### Work to be completed
Output the data once more, exactly as given.

### Dataset records
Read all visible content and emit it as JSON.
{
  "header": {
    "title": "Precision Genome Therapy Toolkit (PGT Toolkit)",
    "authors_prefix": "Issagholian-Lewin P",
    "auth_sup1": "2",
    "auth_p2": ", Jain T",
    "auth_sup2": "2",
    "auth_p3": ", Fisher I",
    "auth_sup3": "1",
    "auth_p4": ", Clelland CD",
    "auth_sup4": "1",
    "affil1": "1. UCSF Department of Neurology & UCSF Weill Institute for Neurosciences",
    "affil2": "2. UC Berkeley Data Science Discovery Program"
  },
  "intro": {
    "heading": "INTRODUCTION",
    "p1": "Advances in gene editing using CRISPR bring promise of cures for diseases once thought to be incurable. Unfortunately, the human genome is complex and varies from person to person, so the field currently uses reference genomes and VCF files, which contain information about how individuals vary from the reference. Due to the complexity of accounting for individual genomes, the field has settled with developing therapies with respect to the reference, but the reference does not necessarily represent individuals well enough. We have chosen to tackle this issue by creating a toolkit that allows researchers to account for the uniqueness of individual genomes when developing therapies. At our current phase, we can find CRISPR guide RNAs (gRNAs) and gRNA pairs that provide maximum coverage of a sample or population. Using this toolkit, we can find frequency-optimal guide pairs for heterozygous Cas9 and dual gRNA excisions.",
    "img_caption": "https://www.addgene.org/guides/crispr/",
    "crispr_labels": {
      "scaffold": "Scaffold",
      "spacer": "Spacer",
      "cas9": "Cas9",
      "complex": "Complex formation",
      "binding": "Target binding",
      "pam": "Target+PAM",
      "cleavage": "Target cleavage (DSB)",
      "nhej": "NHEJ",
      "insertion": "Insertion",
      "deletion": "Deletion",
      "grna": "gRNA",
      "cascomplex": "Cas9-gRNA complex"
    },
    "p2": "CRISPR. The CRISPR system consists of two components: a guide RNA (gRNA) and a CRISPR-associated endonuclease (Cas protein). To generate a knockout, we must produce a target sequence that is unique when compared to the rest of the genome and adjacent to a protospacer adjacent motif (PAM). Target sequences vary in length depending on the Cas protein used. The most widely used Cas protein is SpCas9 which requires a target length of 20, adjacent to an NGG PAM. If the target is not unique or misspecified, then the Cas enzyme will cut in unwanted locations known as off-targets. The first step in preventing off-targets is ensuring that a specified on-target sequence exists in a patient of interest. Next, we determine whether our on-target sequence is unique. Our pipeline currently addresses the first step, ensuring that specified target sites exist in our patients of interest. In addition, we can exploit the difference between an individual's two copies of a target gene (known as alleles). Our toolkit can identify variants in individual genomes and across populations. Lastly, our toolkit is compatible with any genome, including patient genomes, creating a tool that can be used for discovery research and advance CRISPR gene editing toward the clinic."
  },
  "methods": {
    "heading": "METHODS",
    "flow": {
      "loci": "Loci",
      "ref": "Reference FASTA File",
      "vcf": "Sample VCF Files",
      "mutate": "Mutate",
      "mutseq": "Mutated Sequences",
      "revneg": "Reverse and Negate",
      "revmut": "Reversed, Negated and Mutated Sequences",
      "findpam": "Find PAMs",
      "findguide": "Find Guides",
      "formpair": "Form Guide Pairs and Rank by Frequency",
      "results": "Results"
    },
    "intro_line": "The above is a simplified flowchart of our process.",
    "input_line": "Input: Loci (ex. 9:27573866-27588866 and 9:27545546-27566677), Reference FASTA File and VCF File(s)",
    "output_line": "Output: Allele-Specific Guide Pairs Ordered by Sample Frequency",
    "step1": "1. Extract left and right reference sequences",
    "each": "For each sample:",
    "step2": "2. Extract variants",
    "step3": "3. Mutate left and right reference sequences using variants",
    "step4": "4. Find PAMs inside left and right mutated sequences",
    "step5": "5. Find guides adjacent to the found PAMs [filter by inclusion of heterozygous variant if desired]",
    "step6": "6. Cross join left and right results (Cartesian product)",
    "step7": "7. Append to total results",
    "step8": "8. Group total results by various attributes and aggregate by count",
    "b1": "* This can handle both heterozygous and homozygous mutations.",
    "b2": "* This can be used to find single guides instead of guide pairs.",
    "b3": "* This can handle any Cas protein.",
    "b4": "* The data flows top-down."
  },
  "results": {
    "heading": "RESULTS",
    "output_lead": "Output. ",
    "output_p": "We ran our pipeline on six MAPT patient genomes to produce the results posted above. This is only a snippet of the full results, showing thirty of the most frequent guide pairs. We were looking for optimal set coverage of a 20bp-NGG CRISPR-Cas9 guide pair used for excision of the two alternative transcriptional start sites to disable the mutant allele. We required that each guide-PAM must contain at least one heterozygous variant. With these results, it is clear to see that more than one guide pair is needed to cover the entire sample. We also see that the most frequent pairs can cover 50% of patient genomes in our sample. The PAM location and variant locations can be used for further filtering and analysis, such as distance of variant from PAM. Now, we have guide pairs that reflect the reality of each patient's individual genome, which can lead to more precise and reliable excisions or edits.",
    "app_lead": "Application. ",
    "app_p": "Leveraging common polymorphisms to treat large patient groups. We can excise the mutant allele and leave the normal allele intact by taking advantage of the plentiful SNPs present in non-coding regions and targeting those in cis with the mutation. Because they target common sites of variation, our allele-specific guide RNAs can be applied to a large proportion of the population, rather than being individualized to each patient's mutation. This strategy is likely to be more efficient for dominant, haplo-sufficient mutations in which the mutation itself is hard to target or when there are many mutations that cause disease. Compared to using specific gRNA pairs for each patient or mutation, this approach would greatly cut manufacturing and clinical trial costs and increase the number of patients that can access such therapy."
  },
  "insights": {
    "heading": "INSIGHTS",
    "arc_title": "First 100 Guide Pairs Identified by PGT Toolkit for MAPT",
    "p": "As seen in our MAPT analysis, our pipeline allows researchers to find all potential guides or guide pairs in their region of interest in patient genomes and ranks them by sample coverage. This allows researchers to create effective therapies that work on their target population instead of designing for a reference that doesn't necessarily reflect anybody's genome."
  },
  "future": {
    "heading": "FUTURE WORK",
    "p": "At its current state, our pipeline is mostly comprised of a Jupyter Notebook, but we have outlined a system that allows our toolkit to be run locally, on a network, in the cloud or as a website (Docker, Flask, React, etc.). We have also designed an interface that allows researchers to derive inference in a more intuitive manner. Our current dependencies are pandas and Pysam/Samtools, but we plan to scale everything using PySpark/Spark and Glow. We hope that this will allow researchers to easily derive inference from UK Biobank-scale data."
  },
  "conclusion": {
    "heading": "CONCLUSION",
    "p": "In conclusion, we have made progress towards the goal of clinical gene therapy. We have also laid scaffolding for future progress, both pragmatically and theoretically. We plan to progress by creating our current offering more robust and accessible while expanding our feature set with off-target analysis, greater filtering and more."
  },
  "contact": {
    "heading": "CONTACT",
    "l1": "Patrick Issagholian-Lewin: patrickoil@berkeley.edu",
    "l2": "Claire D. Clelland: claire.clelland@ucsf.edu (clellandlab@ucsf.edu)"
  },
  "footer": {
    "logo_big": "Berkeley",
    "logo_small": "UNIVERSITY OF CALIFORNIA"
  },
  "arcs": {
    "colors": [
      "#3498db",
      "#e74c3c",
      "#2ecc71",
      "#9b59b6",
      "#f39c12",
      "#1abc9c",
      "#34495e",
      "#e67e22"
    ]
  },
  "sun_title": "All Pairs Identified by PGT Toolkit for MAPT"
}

### Exercise result
Read all visible content and emit it as JSON.
{
  "header": {
    "title": "Precision Genome Therapy Toolkit (PGT Toolkit)",
    "authors_prefix": "Issagholian-Lewin P",
    "auth_sup1": "2",
    "auth_p2": ", Jain T",
    "auth_sup2": "2",
    "auth_p3": ", Fisher I",
    "auth_sup3": "1",
    "auth_p4": ", Clelland CD",
    "auth_sup4": "1",
    "affil1": "1. UCSF Department of Neurology & UCSF Weill Institute for Neurosciences",
    "affil2": "2. UC Berkeley Data Science Discovery Program"
  },
  "intro": {
    "heading": "INTRODUCTION",
    "p1": "Advances in gene editing using CRISPR bring promise of cures for diseases once thought to be incurable. Unfortunately, the human genome is complex and varies from person to person, so the field currently uses reference genomes and VCF files, which contain information about how individuals vary from the reference. Due to the complexity of accounting for individual genomes, the field has settled with developing therapies with respect to the reference, but the reference does not necessarily represent individuals well enough. We have chosen to tackle this issue by creating a toolkit that allows researchers to account for the uniqueness of individual genomes when developing therapies. At our current phase, we can find CRISPR guide RNAs (gRNAs) and gRNA pairs that provide maximum coverage of a sample or population. Using this toolkit, we can find frequency-optimal guide pairs for heterozygous Cas9 and dual gRNA excisions.",
    "img_caption": "https://www.addgene.org/guides/crispr/",
    "crispr_labels": {
      "scaffold": "Scaffold",
      "spacer": "Spacer",
      "cas9": "Cas9",
      "complex": "Complex formation",
      "binding": "Target binding",
      "pam": "Target+PAM",
      "cleavage": "Target cleavage (DSB)",
      "nhej": "NHEJ",
      "insertion": "Insertion",
      "deletion": "Deletion",
      "grna": "gRNA",
      "cascomplex": "Cas9-gRNA complex"
    },
    "p2": "CRISPR. The CRISPR system consists of two components: a guide RNA (gRNA) and a CRISPR-associated endonuclease (Cas protein). To generate a knockout, we must produce a target sequence that is unique when compared to the rest of the genome and adjacent to a protospacer adjacent motif (PAM). Target sequences vary in length depending on the Cas protein used. The most widely used Cas protein is SpCas9 which requires a target length of 20, adjacent to an NGG PAM. If the target is not unique or misspecified, then the Cas enzyme will cut in unwanted locations known as off-targets. The first step in preventing off-targets is ensuring that a specified on-target sequence exists in a patient of interest. Next, we determine whether our on-target sequence is unique. Our pipeline currently addresses the first step, ensuring that specified target sites exist in our patients of interest. In addition, we can exploit the difference between an individual's two copies of a target gene (known as alleles). Our toolkit can identify variants in individual genomes and across populations. Lastly, our toolkit is compatible with any genome, including patient genomes, creating a tool that can be used for discovery research and advance CRISPR gene editing toward the clinic."
  },
  "methods": {
    "heading": "METHODS",
    "flow": {
      "loci": "Loci",
      "ref": "Reference FASTA File",
      "vcf": "Sample VCF Files",
      "mutate": "Mutate",
      "mutseq": "Mutated Sequences",
      "revneg": "Reverse and Negate",
      "revmut": "Reversed, Negated and Mutated Sequences",
      "findpam": "Find PAMs",
      "findguide": "Find Guides",
      "formpair": "Form Guide Pairs and Rank by Frequency",
      "results": "Results"
    },
    "intro_line": "The above is a simplified flowchart of our process.",
    "input_line": "Input: Loci (ex. 9:27573866-27588866 and 9:27545546-27566677), Reference FASTA File and VCF File(s)",
    "output_line": "Output: Allele-Specific Guide Pairs Ordered by Sample Frequency",
    "step1": "1. Extract left and right reference sequences",
    "each": "For each sample:",
    "step2": "2. Extract variants",
    "step3": "3. Mutate left and right reference sequences using variants",
    "step4": "4. Find PAMs inside left and right mutated sequences",
    "step5": "5. Find guides adjacent to the found PAMs [filter by inclusion of heterozygous variant if desired]",
    "step6": "6. Cross join left and right results (Cartesian product)",
    "step7": "7. Append to total results",
    "step8": "8. Group total results by various attributes and aggregate by count",
    "b1": "* This can handle both heterozygous and homozygous mutations.",
    "b2": "* This can be used to find single guides instead of guide pairs.",
    "b3": "* This can handle any Cas protein.",
    "b4": "* The data flows top-down."
  },
  "results": {
    "heading": "RESULTS",
    "output_lead": "Output. ",
    "output_p": "We ran our pipeline on six MAPT patient genomes to produce the results posted above. This is only a snippet of the full results, showing thirty of the most frequent guide pairs. We were looking for optimal set coverage of a 20bp-NGG CRISPR-Cas9 guide pair used for excision of the two alternative transcriptional start sites to disable the mutant allele. We required that each guide-PAM must contain at least one heterozygous variant. With these results, it is clear to see that more than one guide pair is needed to cover the entire sample. We also see that the most frequent pairs can cover 50% of patient genomes in our sample. The PAM location and variant locations can be used for further filtering and analysis, such as distance of variant from PAM. Now, we have guide pairs that reflect the reality of each patient's individual genome, which can lead to more precise and reliable excisions or edits.",
    "app_lead": "Application. ",
    "app_p": "Leveraging common polymorphisms to treat large patient groups. We can excise the mutant allele and leave the normal allele intact by taking advantage of the plentiful SNPs present in non-coding regions and targeting those in cis with the mutation. Because they target common sites of variation, our allele-specific guide RNAs can be applied to a large proportion of the population, rather than being individualized to each patient's mutation. This strategy is likely to be more efficient for dominant, haplo-sufficient mutations in which the mutation itself is hard to target or when there are many mutations that cause disease. Compared to using specific gRNA pairs for each patient or mutation, this approach would greatly cut manufacturing and clinical trial costs and increase the number of patients that can access such therapy."
  },
  "insights": {
    "heading": "INSIGHTS",
    "arc_title": "First 100 Guide Pairs Identified by PGT Toolkit for MAPT",
    "p": "As seen in our MAPT analysis, our pipeline allows researchers to find all potential guides or guide pairs in their region of interest in patient genomes and ranks them by sample coverage. This allows researchers to create effective therapies that work on their target population instead of designing for a reference that doesn't necessarily reflect anybody's genome."
  },
  "future": {
    "heading": "FUTURE WORK",
    "p": "At its current state, our pipeline is mostly comprised of a Jupyter Notebook, but we have outlined a system that allows our toolkit to be run locally, on a network, in the cloud or as a website (Docker, Flask, React, etc.). We have also designed an interface that allows researchers to derive inference in a more intuitive manner. Our current dependencies are pandas and Pysam/Samtools, but we plan to scale everything using PySpark/Spark and Glow. We hope that this will allow researchers to easily derive inference from UK Biobank-scale data."
  },
  "conclusion": {
    "heading": "CONCLUSION",
    "p": "In conclusion, we have made progress towards the goal of clinical gene therapy. We have also laid scaffolding for future progress, both pragmatically and theoretically. We plan to progress by creating our current offering more robust and accessible while expanding our feature set with off-target analysis, greater filtering and more."
  },
  "contact": {
    "heading": "CONTACT",
    "l1": "Patrick Issagholian-Lewin: patrickoil@berkeley.edu",
    "l2": "Claire D. Clelland: claire.clelland@ucsf.edu (clellandlab@ucsf.edu)"
  },
  "footer": {
    "logo_big": "Berkeley",
    "logo_small": "UNIVERSITY OF CALIFORNIA"
  },
  "arcs": {
    "colors": [
      "#3498db",
      "#e74c3c",
      "#2ecc71",
      "#9b59b6",
      "#f39c12",
      "#1abc9c",
      "#34495e",
      "#e67e22"
    ]
  },
  "sun_title": "All Pairs Identified by PGT Toolkit for MAPT"
}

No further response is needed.